[SHORT TASK 1]: According to the hearing transcript, in which months is the seismic survey being conducted?
[SHORT TASK 2]: Quote everything in the stored items from the start down to the line containing "node terminal 4 lower", including that line.

Mr Grebe : The modelling conducted by JASCO, which is an independent contractor with extensive global experience in modelling—

Senator PATRICK: Don't rely on the presentation. I'm actually after a technical answer to a very technical question. I'm saying this is quite a significant error in the modelling that's been used. You cannot use a mean. Go and talk to them—

Mr Grebe : I haven't addressed the mean point yet. The seismic survey's not been conducted in May—

Senator PATRICK: It doesn't matter. The point is all you have used is a mean. Using the mean is absolutely the wrong technique to use. You need to use the worst case because, when you're conducting the seismic testing over several months, you are sure to have, in those several months, a very strong surface duct. I can almost guarantee you that from my experience operating in the Great Australian Bight—

Mr Grebe : In those months, are you talking about?

Senator PATRICK: Well, in submarines. But I can assure you, it changes from day to day.

Mr Grebe : I appreciate that it changes day to day. But the survey isn't being conducted in May; it's being conducted in September-October and through November. I appreciate there's change, but the potential for that big a change in sound speed profiles in those months, even using—

Senator PATRICK: You're under oath, and I think you're guessing.

Mr Grebe : I can take on notice a commitment to respond in detail—

Senator PATRICK: It might be a better idea to do that, because, quite seriously, I'm very familiar in this space. I used to teach this stuff.

Mr Grebe : I appreciate that.

Senator PATRICK: Following on from that, do you know where the peak for the transmission frequency is? It's clearly a broadband source. What's the peak frequency for transmission?

Mr Grebe : For the source? The peak sound pressure level?

Senator PATRICK: Yes. It will have a frequency range. At each different frequency it will have a different source level, and it will have a peak at a particular source level—at some particular frequency will be where the peak of the energy is.

Mr Grebe : It's complicated in the array, but, in any case, the peak SPL across all frequencies is 255 pascals.

Senator PATRICK: No, it will not work like that. You will not build a transducer, even if it's by broadband, that has a constant source level across a wide frequency range. There's also another rule that says the depth of the sound channel must be 10 times the wavelength before it takes advantage of the surface duct. If you've done the analysis at 100 kilohertz but there's a huge spread—the transducers are likely to go up several thousand kilohertz—the model will show that it doesn't transmit very far at that peak, but there will be other frequencies where it will be coupled into the surface duct and it will transmit a long way.

Mr Grebe : I didn't bring a bioacoustician, so I'm going to defer to my earlier offer of taking a detailed answer on notice.

Mr Smith : As you indicated, these are very technical, detailed questions which we are more than happy to take on notice. Mr Grebe is head of the environment division, but he's not an expert on seismology. He wasn't part of the assessment team for that project either. If we can take it back, we'll provide you with an answer.

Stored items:
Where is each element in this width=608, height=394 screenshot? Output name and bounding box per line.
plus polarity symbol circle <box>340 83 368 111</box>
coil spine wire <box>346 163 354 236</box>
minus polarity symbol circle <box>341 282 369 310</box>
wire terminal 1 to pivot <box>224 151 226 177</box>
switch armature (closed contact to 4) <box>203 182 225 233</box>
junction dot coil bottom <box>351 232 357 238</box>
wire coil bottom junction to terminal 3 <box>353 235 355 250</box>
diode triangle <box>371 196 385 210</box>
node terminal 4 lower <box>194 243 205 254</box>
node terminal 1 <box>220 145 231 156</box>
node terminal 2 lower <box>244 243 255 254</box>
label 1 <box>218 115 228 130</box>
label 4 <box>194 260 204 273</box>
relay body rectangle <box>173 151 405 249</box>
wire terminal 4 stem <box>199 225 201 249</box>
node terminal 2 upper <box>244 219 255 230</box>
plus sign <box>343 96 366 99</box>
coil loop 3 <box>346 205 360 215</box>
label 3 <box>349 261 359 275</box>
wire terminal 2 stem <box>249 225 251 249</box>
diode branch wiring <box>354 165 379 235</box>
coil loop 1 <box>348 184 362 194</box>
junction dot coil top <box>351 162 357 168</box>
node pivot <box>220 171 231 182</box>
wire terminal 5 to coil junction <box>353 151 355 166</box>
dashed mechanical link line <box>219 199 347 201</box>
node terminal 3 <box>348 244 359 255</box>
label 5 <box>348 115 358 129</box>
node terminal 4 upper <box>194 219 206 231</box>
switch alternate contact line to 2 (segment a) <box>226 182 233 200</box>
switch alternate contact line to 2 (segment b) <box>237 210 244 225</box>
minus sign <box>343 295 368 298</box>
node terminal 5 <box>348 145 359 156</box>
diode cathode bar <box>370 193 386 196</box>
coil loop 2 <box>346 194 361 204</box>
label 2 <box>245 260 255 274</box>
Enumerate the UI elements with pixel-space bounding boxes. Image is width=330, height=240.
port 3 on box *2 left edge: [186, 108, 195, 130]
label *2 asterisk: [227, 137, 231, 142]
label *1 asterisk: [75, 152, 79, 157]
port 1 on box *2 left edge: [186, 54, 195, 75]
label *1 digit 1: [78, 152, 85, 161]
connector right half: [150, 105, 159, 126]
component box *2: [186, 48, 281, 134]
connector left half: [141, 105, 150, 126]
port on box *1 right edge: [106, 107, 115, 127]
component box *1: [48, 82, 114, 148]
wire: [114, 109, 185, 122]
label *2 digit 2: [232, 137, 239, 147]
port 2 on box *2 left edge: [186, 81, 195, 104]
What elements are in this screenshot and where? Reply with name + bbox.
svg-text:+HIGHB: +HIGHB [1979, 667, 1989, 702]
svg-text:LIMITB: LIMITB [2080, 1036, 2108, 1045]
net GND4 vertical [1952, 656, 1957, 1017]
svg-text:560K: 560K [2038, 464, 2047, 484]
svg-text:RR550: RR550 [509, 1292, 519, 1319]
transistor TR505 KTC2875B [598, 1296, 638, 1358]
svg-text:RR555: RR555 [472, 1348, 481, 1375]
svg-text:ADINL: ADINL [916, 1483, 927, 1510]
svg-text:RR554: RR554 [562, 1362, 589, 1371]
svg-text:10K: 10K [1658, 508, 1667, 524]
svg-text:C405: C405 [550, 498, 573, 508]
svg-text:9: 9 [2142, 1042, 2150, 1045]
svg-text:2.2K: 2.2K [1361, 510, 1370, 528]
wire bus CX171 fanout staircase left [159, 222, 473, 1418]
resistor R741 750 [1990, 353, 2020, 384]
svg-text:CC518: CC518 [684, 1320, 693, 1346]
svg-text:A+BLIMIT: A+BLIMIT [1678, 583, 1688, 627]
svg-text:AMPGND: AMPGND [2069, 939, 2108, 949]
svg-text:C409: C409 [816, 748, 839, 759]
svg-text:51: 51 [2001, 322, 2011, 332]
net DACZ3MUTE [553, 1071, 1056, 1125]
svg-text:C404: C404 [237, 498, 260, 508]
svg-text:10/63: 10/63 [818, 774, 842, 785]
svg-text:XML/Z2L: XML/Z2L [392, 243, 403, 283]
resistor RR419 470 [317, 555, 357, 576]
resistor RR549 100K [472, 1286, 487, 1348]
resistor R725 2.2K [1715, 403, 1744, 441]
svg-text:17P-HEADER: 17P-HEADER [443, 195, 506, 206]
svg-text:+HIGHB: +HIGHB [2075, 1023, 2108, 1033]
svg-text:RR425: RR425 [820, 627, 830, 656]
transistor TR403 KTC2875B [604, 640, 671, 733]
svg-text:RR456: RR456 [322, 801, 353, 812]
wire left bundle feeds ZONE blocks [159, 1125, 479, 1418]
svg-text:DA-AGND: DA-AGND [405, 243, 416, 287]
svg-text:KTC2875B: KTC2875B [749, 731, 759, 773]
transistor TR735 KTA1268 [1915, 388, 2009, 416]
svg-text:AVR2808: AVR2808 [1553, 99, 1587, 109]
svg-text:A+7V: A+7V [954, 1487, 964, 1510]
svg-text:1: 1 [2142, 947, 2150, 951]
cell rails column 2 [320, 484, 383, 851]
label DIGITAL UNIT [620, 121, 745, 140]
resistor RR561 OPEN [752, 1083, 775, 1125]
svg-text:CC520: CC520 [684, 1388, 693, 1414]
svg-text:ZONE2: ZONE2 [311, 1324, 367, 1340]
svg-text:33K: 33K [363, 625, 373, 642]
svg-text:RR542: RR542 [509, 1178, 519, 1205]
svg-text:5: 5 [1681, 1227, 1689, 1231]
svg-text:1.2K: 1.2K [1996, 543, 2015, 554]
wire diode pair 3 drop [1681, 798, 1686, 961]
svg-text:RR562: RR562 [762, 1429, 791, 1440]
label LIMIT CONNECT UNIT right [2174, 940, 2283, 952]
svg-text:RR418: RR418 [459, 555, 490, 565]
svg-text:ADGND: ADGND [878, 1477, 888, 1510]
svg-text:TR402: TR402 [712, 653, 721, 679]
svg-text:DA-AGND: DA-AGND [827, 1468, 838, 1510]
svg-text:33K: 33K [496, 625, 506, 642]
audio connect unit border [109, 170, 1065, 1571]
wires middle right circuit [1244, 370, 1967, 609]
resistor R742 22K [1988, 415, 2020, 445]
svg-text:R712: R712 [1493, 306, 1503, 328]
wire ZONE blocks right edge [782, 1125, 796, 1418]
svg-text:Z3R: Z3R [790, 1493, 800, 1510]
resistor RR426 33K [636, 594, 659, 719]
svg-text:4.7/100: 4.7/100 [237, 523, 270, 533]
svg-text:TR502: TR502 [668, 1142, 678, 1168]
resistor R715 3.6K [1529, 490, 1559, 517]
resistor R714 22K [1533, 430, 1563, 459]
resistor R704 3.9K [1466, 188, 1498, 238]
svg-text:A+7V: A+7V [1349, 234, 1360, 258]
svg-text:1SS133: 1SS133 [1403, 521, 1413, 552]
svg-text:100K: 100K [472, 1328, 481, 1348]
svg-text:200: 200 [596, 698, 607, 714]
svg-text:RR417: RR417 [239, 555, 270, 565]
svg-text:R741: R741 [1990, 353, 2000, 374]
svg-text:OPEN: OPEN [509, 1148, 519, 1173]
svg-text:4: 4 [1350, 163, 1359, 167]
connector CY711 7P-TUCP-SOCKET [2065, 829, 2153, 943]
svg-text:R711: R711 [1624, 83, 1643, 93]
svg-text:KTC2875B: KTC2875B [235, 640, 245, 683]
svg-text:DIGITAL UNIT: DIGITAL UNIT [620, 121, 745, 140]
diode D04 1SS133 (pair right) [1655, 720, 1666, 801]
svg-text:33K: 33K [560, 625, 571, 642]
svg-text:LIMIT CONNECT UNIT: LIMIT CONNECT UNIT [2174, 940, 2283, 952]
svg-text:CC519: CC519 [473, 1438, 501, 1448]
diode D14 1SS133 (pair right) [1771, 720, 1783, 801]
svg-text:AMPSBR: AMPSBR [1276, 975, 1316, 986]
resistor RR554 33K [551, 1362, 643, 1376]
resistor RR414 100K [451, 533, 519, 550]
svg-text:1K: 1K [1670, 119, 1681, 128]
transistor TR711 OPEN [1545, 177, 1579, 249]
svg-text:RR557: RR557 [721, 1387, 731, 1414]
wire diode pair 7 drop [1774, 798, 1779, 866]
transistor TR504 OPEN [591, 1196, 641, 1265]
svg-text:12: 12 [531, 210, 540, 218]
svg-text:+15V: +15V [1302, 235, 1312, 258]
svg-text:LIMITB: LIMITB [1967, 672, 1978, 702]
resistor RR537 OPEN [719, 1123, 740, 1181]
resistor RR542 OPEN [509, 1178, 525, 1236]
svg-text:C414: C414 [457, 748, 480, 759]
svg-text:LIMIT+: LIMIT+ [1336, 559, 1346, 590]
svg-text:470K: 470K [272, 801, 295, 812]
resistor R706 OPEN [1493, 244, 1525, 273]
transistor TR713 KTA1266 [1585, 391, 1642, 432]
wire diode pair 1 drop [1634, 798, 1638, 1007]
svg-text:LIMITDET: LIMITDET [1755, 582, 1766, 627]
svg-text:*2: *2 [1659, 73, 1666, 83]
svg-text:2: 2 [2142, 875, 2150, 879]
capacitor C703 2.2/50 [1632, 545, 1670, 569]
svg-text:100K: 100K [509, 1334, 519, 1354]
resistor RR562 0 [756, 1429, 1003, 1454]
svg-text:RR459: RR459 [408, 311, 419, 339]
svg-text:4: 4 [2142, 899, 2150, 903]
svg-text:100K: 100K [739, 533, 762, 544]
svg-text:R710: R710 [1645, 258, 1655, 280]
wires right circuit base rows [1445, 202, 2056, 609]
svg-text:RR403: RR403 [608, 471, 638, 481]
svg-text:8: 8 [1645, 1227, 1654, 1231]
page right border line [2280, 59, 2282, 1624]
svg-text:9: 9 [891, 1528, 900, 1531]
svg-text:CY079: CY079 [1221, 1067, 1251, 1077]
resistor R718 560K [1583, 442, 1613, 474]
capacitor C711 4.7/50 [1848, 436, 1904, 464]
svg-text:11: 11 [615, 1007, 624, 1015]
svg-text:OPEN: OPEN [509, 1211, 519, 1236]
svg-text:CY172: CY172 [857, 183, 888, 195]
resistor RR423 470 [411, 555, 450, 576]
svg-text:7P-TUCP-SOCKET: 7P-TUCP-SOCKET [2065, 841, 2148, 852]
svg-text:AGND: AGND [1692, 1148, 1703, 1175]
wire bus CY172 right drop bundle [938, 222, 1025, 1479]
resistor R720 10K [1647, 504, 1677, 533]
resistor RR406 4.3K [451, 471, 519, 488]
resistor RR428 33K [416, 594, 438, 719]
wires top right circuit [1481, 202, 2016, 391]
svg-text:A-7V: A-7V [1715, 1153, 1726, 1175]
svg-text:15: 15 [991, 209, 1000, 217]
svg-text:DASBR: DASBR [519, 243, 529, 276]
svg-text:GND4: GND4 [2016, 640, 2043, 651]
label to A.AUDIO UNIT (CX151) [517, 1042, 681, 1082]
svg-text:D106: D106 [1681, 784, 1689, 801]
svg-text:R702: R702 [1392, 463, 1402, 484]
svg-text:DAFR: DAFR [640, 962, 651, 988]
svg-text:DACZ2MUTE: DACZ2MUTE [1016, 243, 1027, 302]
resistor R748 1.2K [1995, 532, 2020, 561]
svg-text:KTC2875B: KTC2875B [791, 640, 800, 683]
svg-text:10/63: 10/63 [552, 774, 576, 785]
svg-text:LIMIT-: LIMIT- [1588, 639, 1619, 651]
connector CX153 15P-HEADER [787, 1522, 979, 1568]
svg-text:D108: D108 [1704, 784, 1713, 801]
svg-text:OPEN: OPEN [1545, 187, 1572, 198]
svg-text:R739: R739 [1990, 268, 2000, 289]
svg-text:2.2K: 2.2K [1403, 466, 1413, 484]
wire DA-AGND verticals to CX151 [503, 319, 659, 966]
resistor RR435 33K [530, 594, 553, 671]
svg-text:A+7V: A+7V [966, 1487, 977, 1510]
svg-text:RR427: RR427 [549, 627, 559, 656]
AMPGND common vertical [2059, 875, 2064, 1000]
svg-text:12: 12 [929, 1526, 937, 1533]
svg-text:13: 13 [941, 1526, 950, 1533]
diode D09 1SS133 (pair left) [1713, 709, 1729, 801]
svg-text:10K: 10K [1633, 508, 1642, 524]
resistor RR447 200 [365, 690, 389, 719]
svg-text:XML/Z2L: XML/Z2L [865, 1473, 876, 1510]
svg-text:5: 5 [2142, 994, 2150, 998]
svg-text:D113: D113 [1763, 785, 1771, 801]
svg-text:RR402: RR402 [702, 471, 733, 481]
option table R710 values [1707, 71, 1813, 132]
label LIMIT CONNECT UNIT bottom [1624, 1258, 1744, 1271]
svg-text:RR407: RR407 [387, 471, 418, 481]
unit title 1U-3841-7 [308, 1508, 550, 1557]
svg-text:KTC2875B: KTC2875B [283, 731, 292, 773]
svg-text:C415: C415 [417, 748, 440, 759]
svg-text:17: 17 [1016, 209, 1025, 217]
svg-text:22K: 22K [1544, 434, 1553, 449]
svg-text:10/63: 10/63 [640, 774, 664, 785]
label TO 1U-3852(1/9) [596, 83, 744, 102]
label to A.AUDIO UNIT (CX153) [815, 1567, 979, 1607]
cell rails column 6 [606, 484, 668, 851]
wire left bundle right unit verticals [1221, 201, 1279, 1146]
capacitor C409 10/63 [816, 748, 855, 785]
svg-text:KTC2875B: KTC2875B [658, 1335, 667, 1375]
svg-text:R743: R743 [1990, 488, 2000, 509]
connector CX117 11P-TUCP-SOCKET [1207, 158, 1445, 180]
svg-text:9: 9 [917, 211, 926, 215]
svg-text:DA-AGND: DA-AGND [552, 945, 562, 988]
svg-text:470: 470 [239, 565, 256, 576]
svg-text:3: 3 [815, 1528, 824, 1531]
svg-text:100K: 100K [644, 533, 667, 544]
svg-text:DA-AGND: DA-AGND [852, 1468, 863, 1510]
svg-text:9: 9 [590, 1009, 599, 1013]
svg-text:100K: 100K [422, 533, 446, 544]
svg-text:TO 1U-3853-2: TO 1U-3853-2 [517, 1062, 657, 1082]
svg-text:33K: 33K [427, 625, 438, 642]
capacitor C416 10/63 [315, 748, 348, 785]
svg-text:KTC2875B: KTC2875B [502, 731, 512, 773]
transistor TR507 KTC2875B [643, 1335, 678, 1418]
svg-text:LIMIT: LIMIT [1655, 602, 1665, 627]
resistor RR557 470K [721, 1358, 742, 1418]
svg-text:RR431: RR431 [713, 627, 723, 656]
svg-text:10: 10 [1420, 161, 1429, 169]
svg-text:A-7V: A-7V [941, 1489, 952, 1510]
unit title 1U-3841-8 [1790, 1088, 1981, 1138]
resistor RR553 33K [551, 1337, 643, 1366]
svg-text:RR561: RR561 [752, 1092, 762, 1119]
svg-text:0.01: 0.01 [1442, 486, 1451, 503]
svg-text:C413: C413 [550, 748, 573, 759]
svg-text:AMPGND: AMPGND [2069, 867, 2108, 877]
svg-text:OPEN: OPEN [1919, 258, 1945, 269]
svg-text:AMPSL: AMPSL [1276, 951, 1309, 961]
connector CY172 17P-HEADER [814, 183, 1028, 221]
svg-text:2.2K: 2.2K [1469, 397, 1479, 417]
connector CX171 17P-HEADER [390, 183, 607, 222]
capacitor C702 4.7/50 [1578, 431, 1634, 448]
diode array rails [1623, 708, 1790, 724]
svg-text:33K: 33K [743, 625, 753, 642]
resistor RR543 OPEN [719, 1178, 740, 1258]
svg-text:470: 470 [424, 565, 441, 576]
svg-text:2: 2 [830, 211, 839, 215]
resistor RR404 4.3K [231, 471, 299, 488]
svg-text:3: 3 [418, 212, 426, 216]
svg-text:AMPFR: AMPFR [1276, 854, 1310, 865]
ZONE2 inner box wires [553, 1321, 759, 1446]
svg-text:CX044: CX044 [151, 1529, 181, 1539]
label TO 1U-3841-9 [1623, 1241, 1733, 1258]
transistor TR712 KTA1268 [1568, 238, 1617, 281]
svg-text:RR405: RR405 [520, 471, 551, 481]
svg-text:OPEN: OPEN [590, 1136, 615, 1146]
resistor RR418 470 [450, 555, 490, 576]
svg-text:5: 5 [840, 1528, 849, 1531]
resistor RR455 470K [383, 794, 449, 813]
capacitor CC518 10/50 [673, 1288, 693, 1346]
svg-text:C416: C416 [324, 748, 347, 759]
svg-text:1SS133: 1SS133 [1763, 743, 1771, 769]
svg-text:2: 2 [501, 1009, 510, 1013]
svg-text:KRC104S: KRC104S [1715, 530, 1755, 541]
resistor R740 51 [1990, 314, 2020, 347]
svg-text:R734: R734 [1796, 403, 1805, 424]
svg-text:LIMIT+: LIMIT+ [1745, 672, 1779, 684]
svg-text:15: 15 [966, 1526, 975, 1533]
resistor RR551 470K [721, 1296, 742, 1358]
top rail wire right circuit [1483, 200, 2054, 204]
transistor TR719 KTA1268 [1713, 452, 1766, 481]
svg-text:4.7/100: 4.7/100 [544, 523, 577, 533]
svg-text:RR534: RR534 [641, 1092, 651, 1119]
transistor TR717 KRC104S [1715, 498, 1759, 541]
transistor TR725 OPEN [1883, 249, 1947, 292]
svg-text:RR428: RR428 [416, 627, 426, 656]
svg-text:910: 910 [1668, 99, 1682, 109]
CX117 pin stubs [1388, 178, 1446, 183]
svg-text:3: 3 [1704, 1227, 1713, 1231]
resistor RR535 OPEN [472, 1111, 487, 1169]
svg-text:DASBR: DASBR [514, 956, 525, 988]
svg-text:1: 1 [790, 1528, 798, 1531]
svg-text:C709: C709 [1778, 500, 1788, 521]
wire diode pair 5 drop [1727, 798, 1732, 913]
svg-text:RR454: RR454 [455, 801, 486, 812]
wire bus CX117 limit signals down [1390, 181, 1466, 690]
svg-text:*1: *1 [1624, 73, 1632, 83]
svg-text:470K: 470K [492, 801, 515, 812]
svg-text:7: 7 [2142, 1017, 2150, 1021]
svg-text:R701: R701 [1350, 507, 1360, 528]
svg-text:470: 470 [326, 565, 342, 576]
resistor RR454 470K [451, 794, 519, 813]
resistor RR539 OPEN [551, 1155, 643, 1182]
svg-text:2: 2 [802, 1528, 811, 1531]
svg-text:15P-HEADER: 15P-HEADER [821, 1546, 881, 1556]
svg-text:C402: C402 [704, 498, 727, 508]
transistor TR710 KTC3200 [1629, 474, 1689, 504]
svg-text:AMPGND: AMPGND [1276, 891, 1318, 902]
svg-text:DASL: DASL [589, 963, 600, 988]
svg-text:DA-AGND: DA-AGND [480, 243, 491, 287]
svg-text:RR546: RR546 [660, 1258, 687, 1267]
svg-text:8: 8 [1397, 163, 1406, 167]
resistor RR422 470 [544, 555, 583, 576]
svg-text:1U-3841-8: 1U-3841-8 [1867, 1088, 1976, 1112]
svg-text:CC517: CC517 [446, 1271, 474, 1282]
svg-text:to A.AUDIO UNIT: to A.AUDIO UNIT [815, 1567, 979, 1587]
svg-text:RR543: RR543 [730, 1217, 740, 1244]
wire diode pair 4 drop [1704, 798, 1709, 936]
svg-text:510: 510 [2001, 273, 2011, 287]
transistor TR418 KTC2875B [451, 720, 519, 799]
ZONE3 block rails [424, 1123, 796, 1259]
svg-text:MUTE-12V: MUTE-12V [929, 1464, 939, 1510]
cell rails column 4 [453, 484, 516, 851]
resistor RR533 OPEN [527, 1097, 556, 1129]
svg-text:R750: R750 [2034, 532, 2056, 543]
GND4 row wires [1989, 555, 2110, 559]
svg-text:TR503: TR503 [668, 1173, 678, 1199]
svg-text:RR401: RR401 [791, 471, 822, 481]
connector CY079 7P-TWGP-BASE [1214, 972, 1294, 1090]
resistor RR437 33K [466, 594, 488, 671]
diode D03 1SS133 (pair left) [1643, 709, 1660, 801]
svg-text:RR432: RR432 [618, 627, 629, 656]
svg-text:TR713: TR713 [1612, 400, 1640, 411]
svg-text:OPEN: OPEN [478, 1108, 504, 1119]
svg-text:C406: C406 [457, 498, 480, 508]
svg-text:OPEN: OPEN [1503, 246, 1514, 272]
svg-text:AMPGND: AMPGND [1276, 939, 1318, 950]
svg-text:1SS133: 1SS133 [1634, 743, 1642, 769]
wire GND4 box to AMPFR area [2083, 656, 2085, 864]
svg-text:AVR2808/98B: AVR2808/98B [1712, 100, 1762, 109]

[TASK SOLUTION 1]: September-October and through November.

[TASK SOLUTION 2]:
Where is each element in this width=608, height=394 screenshot? Output name and bounding box per line.
plus polarity symbol circle <box>340 83 368 111</box>
coil spine wire <box>346 163 354 236</box>
minus polarity symbol circle <box>341 282 369 310</box>
wire terminal 1 to pivot <box>224 151 226 177</box>
switch armature (closed contact to 4) <box>203 182 225 233</box>
junction dot coil bottom <box>351 232 357 238</box>
wire coil bottom junction to terminal 3 <box>353 235 355 250</box>
diode triangle <box>371 196 385 210</box>
node terminal 4 lower <box>194 243 205 254</box>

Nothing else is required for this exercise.